WHAT IS EXPECTED:
Read the records below and copy each line that contains "Dashboard".

DATA LISTING:
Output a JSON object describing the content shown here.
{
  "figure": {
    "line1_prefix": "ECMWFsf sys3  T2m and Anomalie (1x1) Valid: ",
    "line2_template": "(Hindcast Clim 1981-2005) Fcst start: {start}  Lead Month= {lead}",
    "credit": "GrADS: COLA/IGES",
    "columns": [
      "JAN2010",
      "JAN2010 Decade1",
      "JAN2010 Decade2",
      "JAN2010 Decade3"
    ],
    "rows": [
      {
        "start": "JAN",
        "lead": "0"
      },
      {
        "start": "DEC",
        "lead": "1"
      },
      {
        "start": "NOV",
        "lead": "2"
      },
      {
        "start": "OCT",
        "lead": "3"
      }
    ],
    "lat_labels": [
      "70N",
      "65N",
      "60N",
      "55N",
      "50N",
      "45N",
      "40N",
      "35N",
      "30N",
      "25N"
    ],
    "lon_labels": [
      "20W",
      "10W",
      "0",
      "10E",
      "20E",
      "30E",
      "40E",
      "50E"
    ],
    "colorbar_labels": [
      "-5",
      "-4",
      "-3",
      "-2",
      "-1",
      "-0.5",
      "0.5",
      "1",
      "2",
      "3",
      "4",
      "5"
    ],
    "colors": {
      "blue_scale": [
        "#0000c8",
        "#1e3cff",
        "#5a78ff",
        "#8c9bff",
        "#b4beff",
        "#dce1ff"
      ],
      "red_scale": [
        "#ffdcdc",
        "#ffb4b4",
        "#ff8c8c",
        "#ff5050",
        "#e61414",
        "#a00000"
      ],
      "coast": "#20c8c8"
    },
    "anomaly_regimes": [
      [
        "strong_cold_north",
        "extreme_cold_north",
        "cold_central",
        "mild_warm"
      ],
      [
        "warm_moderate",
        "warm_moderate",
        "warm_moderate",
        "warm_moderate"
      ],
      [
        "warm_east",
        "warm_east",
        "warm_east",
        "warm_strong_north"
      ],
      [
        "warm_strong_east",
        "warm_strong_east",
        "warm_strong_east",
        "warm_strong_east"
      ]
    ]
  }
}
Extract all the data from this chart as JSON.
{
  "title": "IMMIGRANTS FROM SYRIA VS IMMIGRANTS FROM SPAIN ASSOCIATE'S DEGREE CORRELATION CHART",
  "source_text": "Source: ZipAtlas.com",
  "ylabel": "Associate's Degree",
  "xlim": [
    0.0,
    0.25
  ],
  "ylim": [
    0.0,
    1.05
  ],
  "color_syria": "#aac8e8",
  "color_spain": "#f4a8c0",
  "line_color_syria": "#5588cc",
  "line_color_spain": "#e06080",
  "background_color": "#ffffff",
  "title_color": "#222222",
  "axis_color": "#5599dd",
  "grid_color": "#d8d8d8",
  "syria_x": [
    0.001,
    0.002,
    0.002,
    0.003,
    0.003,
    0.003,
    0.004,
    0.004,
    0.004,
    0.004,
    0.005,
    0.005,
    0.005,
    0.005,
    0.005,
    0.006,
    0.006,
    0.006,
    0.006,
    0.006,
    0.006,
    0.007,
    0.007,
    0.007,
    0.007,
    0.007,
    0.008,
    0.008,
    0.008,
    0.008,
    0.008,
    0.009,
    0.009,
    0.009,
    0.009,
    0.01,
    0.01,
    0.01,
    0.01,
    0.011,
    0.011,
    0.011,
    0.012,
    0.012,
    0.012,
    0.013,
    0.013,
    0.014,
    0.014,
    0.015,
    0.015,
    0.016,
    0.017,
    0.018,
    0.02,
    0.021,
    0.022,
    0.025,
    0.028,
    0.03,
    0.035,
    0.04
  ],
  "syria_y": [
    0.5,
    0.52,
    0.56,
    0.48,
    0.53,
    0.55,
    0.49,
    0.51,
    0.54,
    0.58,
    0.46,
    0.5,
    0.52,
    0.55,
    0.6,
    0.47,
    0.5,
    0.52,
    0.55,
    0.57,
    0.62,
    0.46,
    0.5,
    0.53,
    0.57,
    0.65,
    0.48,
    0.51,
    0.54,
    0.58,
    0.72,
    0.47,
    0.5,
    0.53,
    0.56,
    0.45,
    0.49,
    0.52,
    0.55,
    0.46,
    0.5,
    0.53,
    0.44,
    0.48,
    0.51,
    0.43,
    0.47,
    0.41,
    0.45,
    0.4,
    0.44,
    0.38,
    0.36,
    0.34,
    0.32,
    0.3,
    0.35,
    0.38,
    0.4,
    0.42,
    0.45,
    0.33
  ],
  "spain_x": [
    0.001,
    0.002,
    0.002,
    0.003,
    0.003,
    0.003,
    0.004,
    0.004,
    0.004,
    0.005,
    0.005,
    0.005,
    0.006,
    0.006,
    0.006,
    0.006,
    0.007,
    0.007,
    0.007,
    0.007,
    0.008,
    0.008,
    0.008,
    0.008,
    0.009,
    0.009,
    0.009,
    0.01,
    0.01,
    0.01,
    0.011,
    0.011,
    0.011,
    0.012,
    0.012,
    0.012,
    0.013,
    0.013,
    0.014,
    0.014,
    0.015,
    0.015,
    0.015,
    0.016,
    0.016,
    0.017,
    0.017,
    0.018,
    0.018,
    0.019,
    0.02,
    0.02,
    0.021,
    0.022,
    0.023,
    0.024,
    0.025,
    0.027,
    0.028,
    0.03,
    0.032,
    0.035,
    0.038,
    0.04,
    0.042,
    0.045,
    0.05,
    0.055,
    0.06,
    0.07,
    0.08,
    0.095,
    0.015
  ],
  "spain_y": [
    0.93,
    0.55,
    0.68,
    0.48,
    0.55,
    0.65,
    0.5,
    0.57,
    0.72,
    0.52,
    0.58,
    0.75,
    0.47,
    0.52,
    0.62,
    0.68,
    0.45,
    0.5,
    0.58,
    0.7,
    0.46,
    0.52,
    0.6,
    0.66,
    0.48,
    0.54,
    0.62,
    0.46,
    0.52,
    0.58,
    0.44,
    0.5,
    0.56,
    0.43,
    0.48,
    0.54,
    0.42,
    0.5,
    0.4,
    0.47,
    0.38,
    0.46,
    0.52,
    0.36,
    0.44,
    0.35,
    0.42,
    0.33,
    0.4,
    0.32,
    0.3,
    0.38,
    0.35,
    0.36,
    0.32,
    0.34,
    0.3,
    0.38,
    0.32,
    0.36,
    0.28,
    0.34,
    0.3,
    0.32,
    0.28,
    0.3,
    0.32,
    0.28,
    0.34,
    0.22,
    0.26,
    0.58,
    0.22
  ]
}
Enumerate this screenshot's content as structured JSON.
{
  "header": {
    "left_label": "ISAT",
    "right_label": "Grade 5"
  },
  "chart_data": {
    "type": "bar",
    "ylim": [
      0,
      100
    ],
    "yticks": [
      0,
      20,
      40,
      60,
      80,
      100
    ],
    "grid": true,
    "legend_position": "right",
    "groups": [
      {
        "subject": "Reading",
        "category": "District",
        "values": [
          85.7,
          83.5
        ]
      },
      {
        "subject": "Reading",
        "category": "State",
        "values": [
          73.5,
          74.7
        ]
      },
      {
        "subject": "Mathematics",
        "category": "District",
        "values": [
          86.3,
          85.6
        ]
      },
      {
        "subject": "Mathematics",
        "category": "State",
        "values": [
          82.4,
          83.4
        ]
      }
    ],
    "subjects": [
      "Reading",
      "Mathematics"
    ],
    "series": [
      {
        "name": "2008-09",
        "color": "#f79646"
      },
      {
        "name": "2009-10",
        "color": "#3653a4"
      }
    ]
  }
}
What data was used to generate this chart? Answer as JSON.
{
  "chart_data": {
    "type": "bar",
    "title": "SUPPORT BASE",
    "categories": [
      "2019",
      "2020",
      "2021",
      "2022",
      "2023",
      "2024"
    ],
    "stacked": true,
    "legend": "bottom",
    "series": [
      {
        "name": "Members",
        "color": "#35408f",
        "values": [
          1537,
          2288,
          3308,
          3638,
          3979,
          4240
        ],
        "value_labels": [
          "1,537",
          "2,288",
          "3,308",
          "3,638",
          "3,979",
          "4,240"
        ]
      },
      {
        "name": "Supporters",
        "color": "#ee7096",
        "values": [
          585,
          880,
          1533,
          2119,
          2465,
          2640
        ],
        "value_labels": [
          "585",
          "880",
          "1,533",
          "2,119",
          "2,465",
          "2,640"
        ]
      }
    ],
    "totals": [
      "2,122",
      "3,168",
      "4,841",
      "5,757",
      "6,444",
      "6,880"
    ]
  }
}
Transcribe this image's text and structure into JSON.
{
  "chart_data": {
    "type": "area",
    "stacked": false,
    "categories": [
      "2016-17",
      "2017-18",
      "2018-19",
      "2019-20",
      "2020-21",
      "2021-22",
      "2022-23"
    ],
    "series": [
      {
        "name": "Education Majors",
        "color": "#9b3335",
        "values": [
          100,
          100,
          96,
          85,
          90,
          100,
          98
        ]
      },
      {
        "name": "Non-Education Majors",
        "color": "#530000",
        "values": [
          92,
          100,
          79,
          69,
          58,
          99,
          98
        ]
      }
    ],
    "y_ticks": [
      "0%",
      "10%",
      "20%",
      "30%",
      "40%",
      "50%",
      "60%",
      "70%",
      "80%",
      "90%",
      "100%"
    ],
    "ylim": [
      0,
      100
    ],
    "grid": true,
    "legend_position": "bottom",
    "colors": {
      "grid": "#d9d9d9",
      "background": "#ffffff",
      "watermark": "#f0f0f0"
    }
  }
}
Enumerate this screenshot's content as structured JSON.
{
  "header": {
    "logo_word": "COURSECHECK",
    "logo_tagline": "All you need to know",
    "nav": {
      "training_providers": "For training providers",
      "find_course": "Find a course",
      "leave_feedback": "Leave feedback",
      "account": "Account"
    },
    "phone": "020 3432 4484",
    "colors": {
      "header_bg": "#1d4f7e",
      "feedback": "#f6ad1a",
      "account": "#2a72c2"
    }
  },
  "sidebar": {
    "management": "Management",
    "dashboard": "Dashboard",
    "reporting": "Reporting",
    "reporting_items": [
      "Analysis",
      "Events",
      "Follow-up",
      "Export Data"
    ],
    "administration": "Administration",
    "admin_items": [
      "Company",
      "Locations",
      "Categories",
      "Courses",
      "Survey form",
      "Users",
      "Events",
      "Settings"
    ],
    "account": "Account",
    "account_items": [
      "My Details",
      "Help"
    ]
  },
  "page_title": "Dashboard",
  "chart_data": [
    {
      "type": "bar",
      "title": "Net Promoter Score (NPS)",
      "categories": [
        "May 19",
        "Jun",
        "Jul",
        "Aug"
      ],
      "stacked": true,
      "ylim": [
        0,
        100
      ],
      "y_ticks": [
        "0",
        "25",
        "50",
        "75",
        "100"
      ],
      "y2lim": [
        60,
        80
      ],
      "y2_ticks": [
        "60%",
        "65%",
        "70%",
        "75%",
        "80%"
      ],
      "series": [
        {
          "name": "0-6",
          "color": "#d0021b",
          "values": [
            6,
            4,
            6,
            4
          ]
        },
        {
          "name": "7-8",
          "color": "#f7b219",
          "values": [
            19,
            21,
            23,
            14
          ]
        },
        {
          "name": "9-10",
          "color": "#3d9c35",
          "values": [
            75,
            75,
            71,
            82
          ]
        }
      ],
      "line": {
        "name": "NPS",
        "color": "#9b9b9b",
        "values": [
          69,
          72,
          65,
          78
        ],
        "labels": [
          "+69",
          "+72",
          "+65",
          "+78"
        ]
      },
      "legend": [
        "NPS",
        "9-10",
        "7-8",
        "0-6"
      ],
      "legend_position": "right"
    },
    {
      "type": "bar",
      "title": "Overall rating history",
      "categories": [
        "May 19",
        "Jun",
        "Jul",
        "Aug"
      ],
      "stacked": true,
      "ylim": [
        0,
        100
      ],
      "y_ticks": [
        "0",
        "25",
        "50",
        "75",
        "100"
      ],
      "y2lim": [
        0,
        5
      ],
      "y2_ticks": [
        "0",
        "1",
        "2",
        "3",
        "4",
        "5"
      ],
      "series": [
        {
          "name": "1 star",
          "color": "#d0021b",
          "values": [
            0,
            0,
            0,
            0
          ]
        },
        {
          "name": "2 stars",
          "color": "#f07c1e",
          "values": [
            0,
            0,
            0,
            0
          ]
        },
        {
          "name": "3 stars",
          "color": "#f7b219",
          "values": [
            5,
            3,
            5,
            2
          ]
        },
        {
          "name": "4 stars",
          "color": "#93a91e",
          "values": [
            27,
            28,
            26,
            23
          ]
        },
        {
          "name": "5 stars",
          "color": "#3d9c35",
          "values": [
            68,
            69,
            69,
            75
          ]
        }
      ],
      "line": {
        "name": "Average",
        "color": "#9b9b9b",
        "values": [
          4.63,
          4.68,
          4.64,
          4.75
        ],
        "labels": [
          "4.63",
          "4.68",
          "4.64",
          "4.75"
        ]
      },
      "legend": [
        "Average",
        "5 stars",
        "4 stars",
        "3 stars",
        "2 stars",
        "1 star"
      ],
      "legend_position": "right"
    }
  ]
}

WRITTEN SOLUTION:
    "dashboard": "Dashboard",
  "page_title": "Dashboard",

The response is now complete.